EXTRACTED ENTRIES:
==================================================

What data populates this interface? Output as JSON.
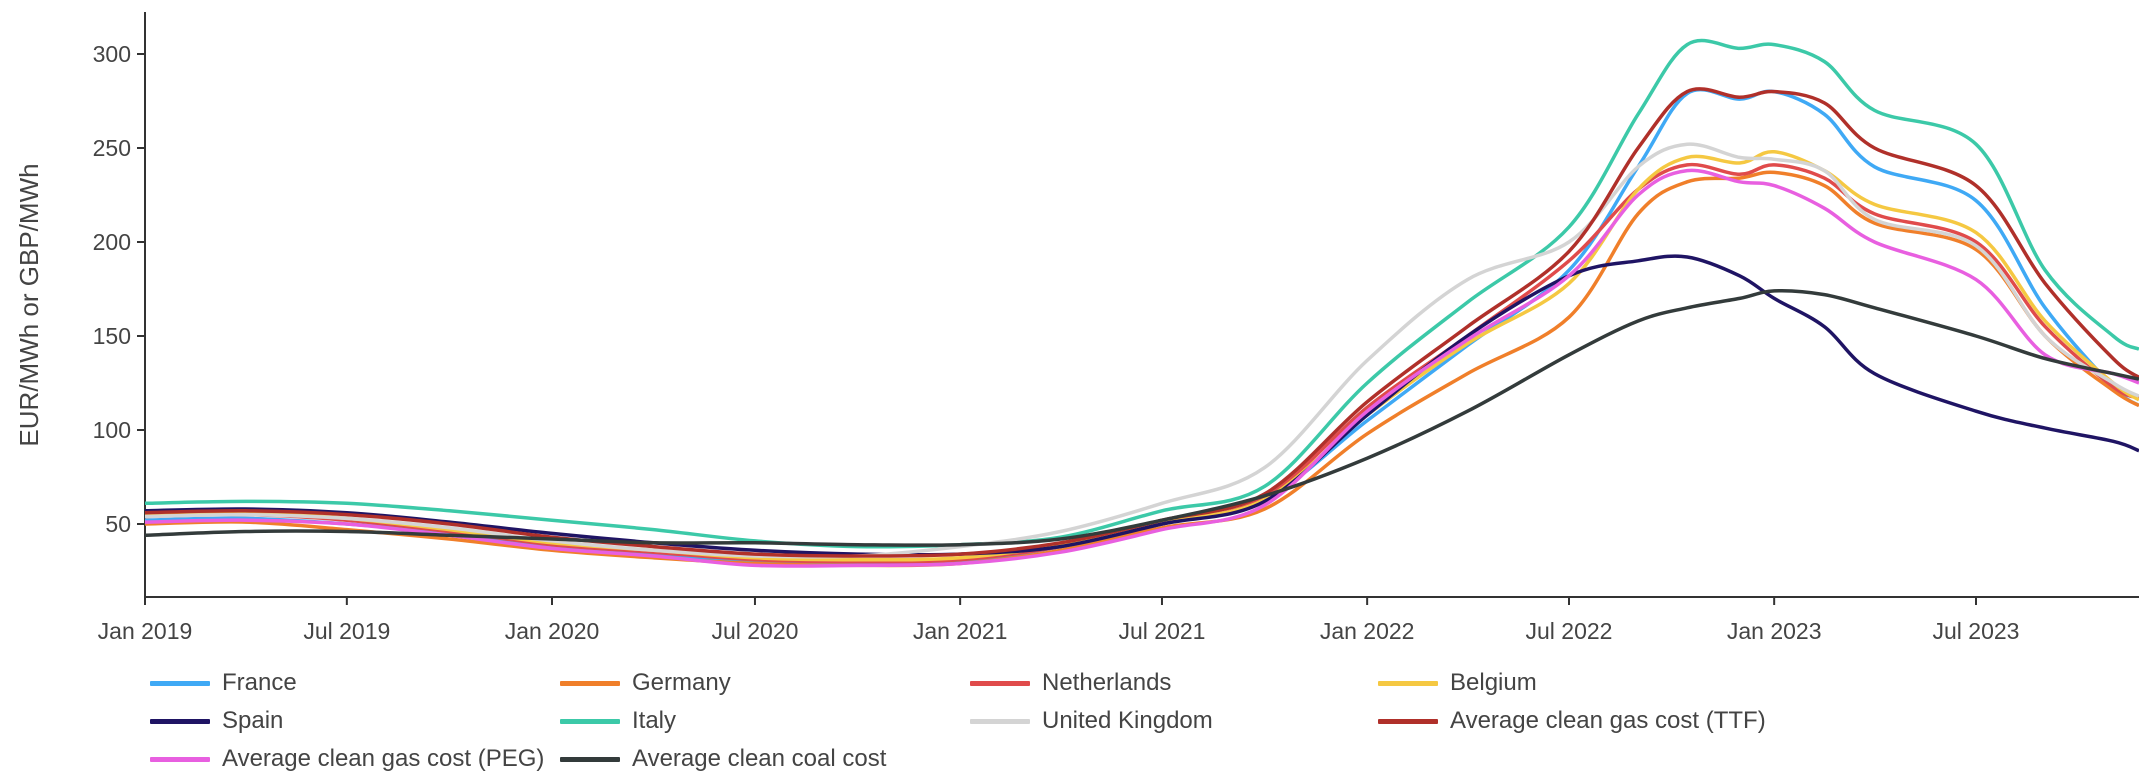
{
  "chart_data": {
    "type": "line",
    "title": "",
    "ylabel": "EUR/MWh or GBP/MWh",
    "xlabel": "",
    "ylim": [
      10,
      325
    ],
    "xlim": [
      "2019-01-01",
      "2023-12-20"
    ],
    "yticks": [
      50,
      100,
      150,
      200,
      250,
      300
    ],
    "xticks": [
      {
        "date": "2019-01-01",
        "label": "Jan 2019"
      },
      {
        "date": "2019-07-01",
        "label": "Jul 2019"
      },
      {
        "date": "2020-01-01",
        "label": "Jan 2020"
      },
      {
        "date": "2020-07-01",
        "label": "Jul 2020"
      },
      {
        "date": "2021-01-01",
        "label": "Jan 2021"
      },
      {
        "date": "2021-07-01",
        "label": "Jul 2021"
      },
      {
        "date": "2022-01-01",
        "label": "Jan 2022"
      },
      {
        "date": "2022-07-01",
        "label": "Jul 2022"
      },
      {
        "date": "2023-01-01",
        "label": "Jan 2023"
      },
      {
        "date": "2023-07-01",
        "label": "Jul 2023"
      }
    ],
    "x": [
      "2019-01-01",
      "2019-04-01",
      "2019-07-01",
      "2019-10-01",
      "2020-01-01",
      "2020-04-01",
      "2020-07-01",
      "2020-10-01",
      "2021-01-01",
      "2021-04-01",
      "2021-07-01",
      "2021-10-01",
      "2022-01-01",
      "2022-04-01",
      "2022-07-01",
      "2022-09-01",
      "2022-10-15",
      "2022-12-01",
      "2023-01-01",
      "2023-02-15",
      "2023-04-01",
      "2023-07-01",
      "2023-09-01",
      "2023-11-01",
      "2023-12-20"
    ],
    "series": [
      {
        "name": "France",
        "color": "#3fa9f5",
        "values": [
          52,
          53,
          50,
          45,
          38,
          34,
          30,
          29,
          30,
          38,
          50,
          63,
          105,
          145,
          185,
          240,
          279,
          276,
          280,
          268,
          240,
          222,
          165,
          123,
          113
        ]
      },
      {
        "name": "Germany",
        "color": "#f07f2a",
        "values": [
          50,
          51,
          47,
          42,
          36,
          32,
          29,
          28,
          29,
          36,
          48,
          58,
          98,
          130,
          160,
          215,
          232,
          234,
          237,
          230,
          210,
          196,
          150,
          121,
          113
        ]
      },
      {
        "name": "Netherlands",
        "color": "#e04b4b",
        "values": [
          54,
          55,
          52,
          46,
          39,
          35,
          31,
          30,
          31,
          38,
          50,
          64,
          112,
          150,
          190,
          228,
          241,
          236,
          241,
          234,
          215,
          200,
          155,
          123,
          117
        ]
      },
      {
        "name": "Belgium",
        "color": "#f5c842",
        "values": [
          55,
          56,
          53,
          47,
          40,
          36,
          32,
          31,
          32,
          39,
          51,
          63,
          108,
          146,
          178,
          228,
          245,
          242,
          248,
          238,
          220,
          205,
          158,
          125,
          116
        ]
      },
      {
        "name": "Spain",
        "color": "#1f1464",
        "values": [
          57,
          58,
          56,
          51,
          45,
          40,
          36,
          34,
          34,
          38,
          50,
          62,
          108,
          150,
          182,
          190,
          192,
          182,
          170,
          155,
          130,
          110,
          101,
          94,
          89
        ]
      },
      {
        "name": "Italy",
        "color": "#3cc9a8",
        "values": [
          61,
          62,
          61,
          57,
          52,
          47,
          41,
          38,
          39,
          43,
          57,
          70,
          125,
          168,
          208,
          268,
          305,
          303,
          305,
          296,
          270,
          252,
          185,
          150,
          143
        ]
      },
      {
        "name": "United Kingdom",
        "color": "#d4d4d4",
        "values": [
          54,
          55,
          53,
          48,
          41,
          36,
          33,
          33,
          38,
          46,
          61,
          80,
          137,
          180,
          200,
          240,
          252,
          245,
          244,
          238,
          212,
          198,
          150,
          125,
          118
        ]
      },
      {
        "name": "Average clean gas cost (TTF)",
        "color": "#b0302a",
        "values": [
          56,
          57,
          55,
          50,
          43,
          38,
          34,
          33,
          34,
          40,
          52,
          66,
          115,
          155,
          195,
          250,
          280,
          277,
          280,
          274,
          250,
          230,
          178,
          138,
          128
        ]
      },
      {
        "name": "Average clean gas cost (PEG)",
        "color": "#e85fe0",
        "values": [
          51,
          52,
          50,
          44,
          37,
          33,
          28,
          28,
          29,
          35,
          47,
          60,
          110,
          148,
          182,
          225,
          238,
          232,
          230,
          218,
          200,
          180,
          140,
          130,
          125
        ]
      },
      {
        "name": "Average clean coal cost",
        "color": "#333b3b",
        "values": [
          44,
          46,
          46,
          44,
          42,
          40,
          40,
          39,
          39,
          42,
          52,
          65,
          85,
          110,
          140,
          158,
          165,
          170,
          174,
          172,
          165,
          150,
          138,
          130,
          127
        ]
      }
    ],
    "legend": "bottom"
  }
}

==================================================

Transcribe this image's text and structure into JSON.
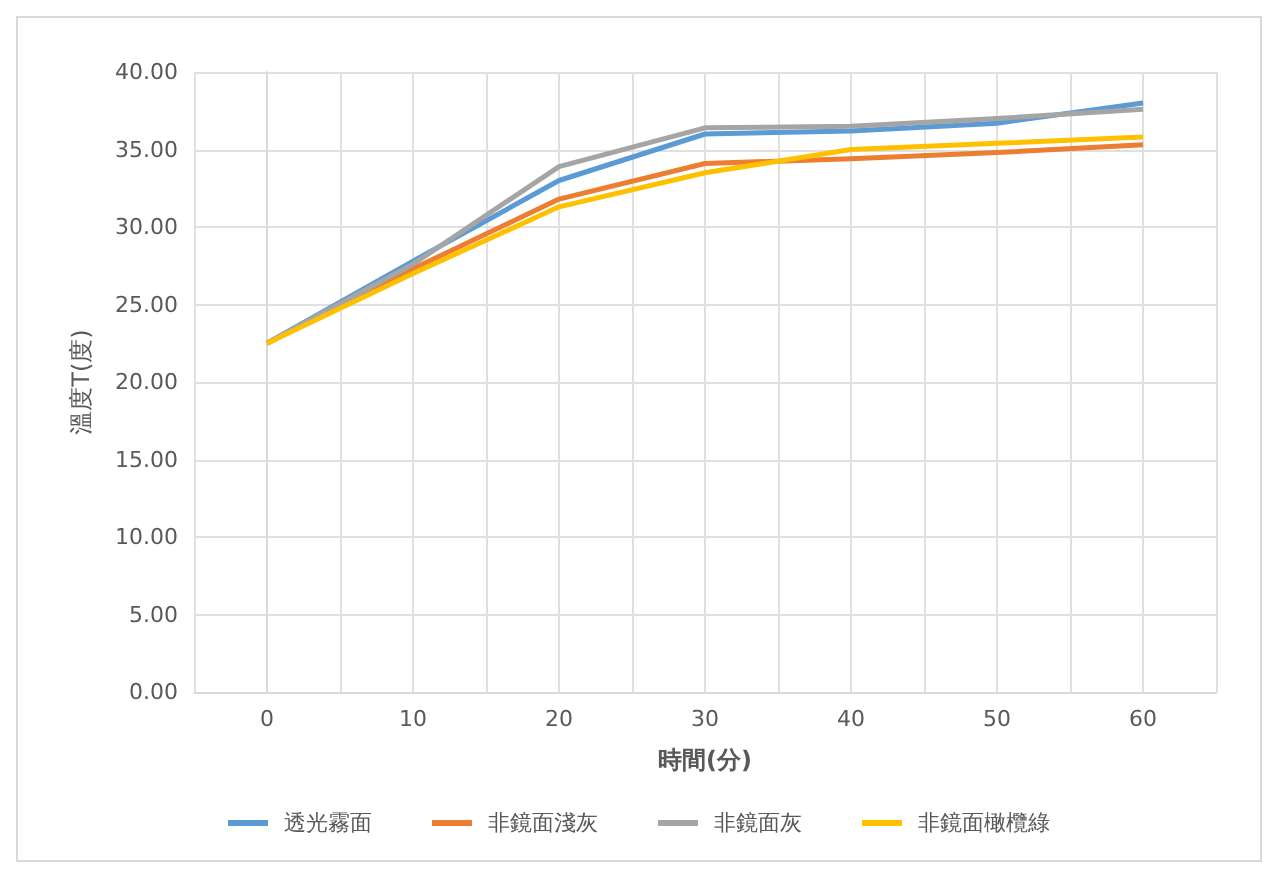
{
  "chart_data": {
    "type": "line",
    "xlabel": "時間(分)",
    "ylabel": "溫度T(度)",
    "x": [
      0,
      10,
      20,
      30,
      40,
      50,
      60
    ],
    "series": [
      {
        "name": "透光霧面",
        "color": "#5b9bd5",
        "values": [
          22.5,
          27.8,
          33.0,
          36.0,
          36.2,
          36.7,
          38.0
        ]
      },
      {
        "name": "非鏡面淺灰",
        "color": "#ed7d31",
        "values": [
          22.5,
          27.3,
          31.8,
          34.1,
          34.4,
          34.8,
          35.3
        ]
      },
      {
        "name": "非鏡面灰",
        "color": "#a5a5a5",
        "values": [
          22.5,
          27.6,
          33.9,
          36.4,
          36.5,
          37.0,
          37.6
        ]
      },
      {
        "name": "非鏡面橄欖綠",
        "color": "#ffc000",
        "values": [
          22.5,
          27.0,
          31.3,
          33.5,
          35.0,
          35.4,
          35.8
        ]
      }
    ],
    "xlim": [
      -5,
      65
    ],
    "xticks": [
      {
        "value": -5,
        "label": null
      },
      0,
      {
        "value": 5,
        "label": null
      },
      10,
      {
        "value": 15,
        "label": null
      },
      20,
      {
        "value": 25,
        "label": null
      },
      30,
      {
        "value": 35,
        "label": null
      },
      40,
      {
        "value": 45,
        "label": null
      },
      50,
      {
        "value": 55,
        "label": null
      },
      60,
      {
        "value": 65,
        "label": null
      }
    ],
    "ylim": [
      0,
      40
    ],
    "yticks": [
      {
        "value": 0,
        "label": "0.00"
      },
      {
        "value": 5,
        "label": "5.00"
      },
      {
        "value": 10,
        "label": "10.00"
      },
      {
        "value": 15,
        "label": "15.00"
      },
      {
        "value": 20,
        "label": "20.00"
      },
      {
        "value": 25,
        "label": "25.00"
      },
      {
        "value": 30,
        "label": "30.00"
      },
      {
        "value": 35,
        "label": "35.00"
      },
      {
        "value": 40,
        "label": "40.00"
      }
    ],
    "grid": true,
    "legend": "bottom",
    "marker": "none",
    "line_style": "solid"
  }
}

==================================================

Select and copy every line of the listing with the word "date".

PROBLEM SOLUTION:
        "date": "2019-01-01",
        "date": "2019-07-01",
        "date": "2020-01-01",
        "date": "2020-07-01",
        "date": "2021-01-01",
        "date": "2021-07-01",
        "date": "2022-01-01",
        "date": "2022-07-01",
        "date": "2023-01-01",
        "date": "2023-07-01",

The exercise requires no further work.